##### DATA PROVIDED

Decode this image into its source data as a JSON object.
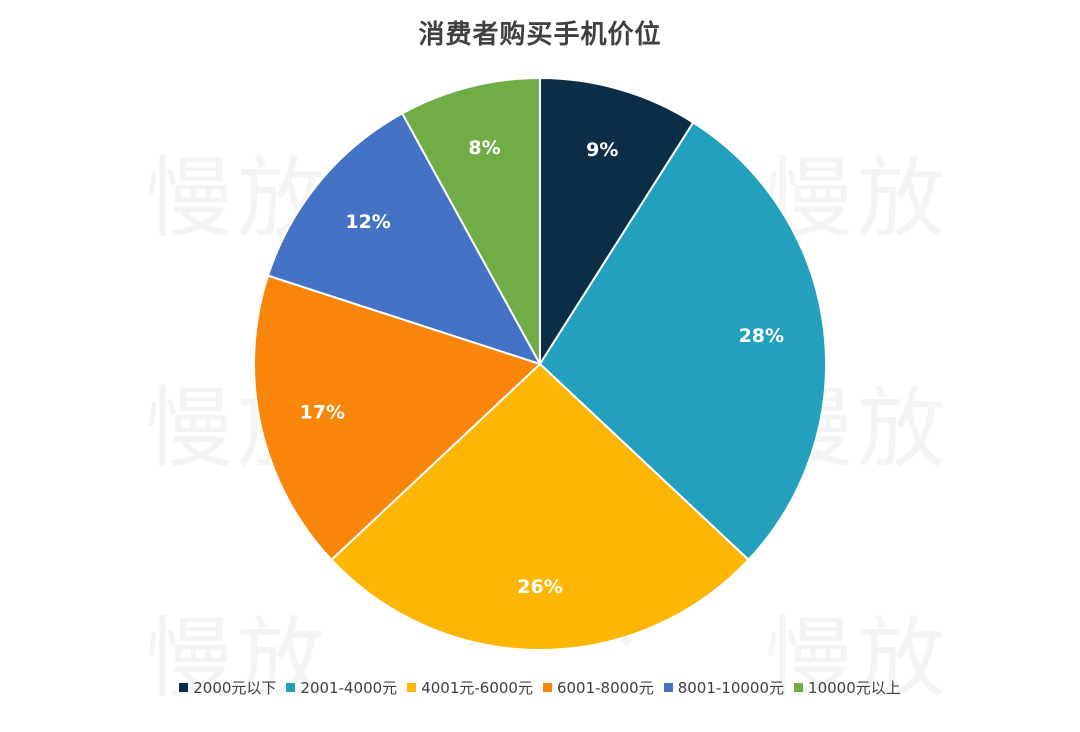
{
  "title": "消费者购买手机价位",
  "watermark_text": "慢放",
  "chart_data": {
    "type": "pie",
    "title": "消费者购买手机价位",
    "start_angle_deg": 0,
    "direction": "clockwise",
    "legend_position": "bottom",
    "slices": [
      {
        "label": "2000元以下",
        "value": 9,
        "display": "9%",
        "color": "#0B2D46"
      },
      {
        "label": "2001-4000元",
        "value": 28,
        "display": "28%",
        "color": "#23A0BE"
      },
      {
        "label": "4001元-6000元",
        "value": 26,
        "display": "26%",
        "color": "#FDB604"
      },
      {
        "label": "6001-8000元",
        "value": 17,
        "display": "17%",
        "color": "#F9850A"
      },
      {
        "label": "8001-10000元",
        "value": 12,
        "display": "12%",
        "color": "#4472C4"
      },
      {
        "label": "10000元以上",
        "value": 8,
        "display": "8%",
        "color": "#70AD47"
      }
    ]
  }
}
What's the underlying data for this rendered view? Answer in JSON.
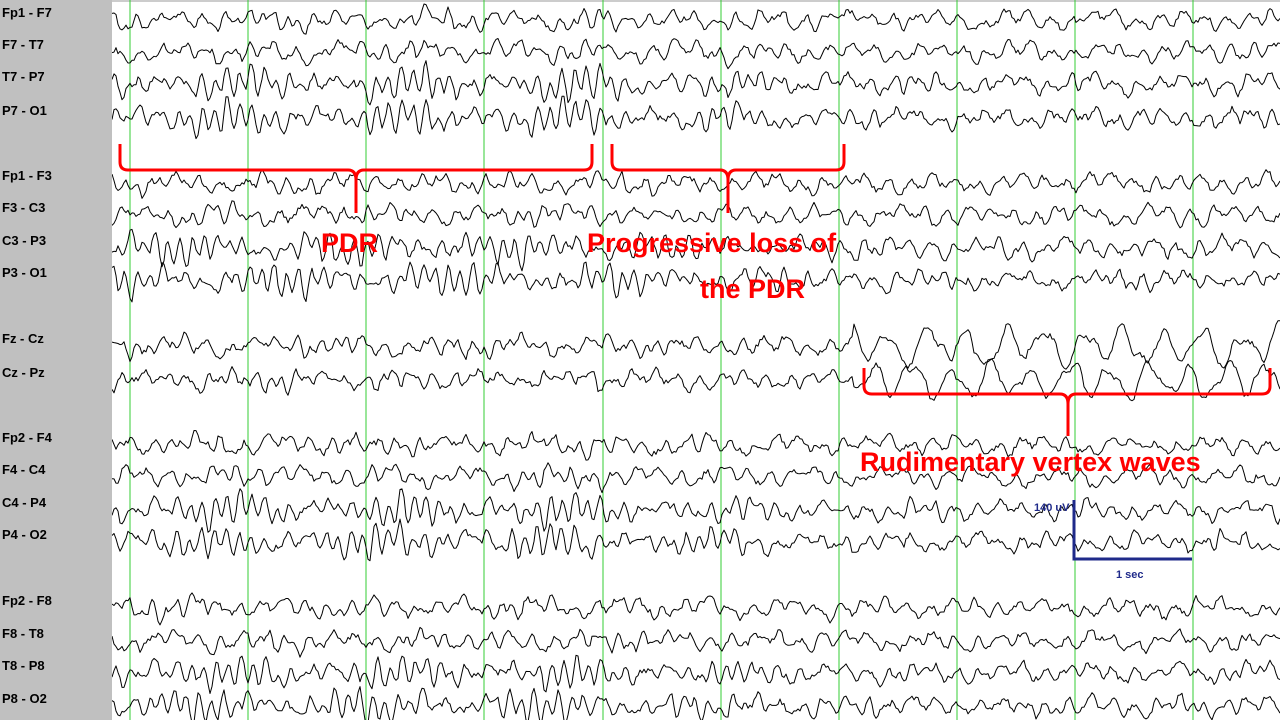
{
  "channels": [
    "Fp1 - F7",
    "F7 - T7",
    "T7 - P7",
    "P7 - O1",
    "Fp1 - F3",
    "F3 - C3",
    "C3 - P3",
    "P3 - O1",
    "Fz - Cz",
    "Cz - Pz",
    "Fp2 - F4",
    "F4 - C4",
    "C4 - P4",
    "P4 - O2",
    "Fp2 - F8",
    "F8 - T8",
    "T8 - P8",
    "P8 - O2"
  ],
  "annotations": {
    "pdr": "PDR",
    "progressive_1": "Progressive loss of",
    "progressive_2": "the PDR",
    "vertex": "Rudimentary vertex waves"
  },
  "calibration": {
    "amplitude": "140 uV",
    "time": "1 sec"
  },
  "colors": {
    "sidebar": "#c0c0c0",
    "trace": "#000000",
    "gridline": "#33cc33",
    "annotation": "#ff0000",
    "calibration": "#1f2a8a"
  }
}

##########
##### DATA PROVIDED

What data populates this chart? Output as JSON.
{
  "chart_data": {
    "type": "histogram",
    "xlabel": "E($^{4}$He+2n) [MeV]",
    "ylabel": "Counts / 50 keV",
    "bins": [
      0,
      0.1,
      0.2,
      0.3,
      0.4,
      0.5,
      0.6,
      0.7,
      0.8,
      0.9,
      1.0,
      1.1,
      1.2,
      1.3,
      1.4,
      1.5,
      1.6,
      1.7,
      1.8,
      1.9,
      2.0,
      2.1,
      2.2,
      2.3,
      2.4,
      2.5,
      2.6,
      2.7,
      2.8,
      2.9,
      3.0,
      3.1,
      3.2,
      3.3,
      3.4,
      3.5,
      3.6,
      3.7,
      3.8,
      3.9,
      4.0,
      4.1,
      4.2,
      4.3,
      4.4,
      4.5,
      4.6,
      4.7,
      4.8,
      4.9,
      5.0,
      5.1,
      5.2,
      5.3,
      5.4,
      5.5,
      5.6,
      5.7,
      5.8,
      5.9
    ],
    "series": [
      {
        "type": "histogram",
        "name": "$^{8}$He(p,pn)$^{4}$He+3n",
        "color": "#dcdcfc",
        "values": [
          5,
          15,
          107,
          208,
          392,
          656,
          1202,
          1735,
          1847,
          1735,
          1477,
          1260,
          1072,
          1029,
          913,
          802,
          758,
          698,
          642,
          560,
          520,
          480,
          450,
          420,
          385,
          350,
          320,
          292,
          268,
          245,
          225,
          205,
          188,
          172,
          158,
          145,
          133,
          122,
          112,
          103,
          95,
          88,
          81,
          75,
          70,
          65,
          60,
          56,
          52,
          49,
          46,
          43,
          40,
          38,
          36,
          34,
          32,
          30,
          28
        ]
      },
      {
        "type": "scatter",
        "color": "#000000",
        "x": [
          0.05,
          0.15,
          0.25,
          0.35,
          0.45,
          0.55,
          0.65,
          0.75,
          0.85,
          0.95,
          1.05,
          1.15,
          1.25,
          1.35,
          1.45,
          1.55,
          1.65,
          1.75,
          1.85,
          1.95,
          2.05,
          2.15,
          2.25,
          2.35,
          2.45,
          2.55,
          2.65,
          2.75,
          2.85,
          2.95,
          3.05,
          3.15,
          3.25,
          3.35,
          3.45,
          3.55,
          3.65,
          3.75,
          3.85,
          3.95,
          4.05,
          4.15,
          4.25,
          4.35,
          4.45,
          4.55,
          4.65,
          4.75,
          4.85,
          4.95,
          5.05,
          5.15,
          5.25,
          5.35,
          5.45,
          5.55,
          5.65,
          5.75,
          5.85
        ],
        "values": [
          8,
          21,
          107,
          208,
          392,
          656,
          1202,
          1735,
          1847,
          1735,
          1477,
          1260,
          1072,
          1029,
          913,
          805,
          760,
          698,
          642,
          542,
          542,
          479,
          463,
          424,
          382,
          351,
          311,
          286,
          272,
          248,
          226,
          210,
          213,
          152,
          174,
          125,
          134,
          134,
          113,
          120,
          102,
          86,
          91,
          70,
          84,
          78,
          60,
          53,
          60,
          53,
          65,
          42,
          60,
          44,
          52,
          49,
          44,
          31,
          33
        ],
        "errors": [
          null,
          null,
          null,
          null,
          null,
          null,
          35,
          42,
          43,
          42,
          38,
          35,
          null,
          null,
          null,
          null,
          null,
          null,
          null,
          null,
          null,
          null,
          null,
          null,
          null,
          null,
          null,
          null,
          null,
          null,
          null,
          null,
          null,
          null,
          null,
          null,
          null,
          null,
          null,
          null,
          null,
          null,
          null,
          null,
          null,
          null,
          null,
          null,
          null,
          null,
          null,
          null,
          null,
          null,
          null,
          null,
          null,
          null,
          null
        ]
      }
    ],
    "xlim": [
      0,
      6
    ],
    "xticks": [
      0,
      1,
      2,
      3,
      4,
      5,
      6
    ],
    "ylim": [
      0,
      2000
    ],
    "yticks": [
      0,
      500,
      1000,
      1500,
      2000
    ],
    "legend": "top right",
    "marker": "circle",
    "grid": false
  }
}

##########

▸ SHORT EXERCISE: Identify each line of the material where the word "What" shows up, and copy it.

▸ OUTPUT:
What's the underlying data for this rendered view? Answer in JSON.
What data populates this chart? Output as JSON.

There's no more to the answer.